• _Given exercise_: Pictures do not belong in the copy; restate the records below word for word.

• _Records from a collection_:
▬▬▬▬▬▬▬▬▬▬
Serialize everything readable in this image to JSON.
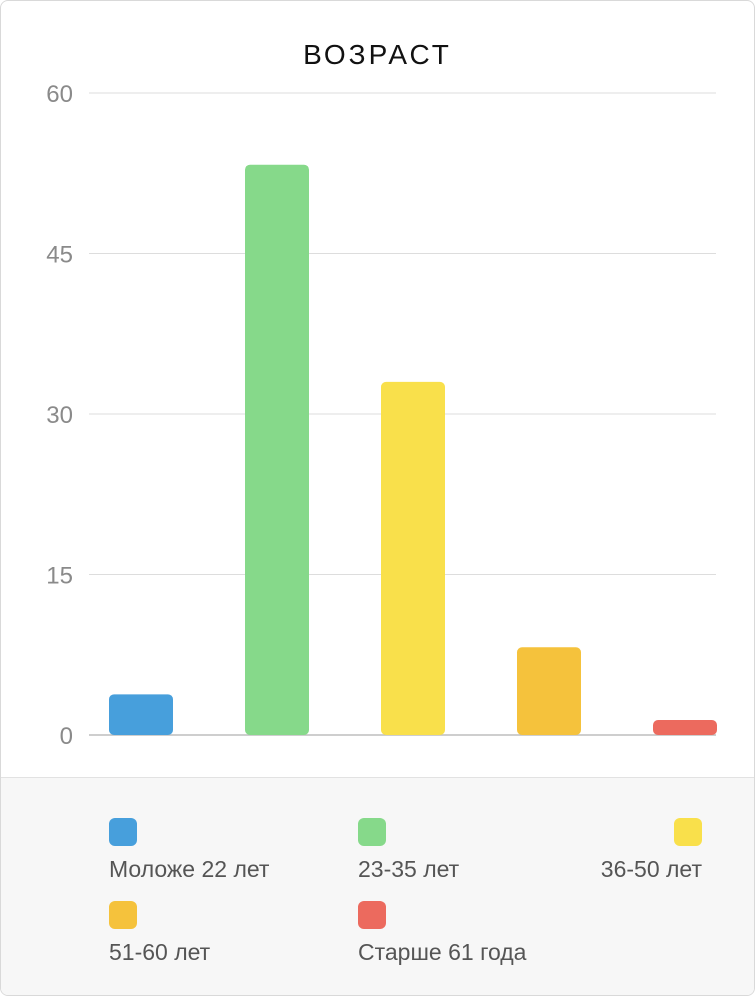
{
  "chart_data": {
    "type": "bar",
    "title": "ВОЗРАСТ",
    "categories": [
      "Моложе 22 лет",
      "23-35 лет",
      "36-50 лет",
      "51-60 лет",
      "Старше 61 года"
    ],
    "values": [
      3.8,
      53.3,
      33.0,
      8.2,
      1.4
    ],
    "colors": [
      "#479fdc",
      "#86d98a",
      "#f9e04b",
      "#f5c23c",
      "#ec6a5e"
    ],
    "ylim": [
      0,
      60
    ],
    "yticks": [
      "0",
      "15",
      "30",
      "45",
      "60"
    ],
    "grid": true,
    "legend_position": "bottom"
  }
}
▬▬▬▬▬▬▬▬▬▬
• _Solution_:
Serialize everything readable in this image to JSON.
{
  "chart_data": {
    "type": "bar",
    "title": "ВОЗРАСТ",
    "categories": [
      "Моложе 22 лет",
      "23-35 лет",
      "36-50 лет",
      "51-60 лет",
      "Старше 61 года"
    ],
    "values": [
      3.8,
      53.3,
      33.0,
      8.2,
      1.4
    ],
    "colors": [
      "#479fdc",
      "#86d98a",
      "#f9e04b",
      "#f5c23c",
      "#ec6a5e"
    ],
    "ylim": [
      0,
      60
    ],
    "yticks": [
      "0",
      "15",
      "30",
      "45",
      "60"
    ],
    "grid": true,
    "legend_position": "bottom"
  }
}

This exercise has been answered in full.